GIVEN DATA:
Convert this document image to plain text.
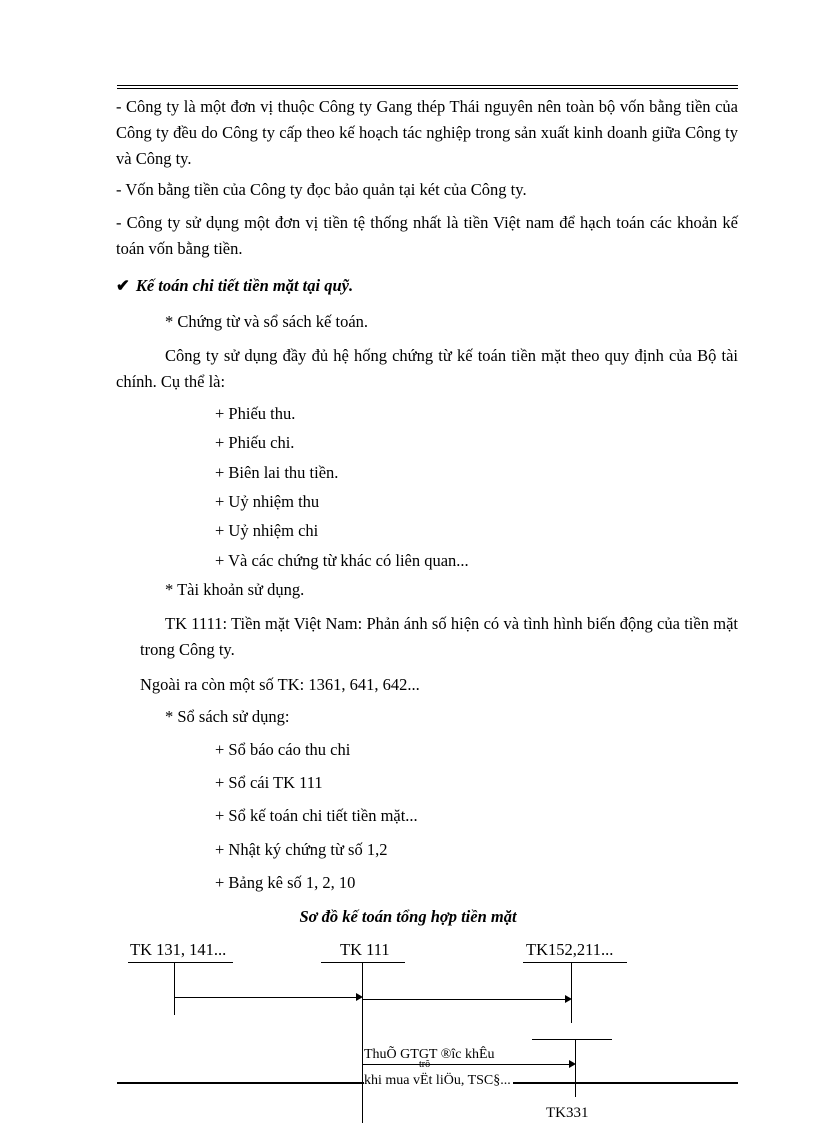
- Công ty là một đơn vị thuộc Công ty Gang thép Thái nguyên nên toàn bộ vốn bằng tiền của Công ty đều do Công ty cấp theo kế hoạch tác nghiệp trong sản xuất kinh doanh giữa Công ty và Công ty.
- Vốn bằng tiền của Công ty đọc bảo quản tại két của Công ty.
- Công ty sử dụng một đơn vị tiền tệ thống nhất là tiền Việt nam để hạch toán các khoản kế toán vốn bằng tiền.
✔ Kế toán chi tiết tiền mặt tại quỹ.
* Chứng từ và sổ sách kế toán.
Công ty sử dụng đầy đủ hệ hống chứng từ kế toán tiền mặt theo quy định của Bộ tài chính. Cụ thể là:
+ Phiếu thu.
+ Phiếu chi.
+ Biên lai thu tiền.
+ Uỷ nhiệm thu
+ Uỷ nhiệm chi
+ Và các chứng từ khác có liên quan...
* Tài khoản sử dụng.
TK 1111: Tiền mặt Việt Nam: Phản ánh số hiện có và tình hình biến động của tiền mặt trong Công ty.
Ngoài ra còn một số TK: 1361, 641, 642...
* Sổ sách sử dụng:
+ Sổ báo cáo thu chi
+ Sổ cái TK 111
+ Sổ kế toán chi tiết tiền mặt...
+ Nhật ký chứng từ số 1,2
+ Bảng kê số 1, 2, 10
Sơ đồ kế toán tổng hợp tiền mặt
TK 131, 141...	TK 111	TK152,211...
ThuÕ GTGT ®îc khÊu
trõ
khi mua vËt liÖu, TSC§...
TK331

DO THIS: Each record above must be returned exactly as written, with its pictures omitted.

EXPECTED OUTPUT:
Convert this document image to plain text.
- Công ty là một đơn vị thuộc Công ty Gang thép Thái nguyên nên toàn bộ vốn bằng tiền của Công ty đều do Công ty cấp theo kế hoạch tác nghiệp trong sản xuất kinh doanh giữa Công ty và Công ty.
- Vốn bằng tiền của Công ty đọc bảo quản tại két của Công ty.
- Công ty sử dụng một đơn vị tiền tệ thống nhất là tiền Việt nam để hạch toán các khoản kế toán vốn bằng tiền.
✔ Kế toán chi tiết tiền mặt tại quỹ.
* Chứng từ và sổ sách kế toán.
Công ty sử dụng đầy đủ hệ hống chứng từ kế toán tiền mặt theo quy định của Bộ tài chính. Cụ thể là:
+ Phiếu thu.
+ Phiếu chi.
+ Biên lai thu tiền.
+ Uỷ nhiệm thu
+ Uỷ nhiệm chi
+ Và các chứng từ khác có liên quan...
* Tài khoản sử dụng.
TK 1111: Tiền mặt Việt Nam: Phản ánh số hiện có và tình hình biến động của tiền mặt trong Công ty.
Ngoài ra còn một số TK: 1361, 641, 642...
* Sổ sách sử dụng:
+ Sổ báo cáo thu chi
+ Sổ cái TK 111
+ Sổ kế toán chi tiết tiền mặt...
+ Nhật ký chứng từ số 1,2
+ Bảng kê số 1, 2, 10
Sơ đồ kế toán tổng hợp tiền mặt
TK 131, 141...	TK 111	TK152,211...
ThuÕ GTGT ®îc khÊu
trõ
khi mua vËt liÖu, TSC§...
TK331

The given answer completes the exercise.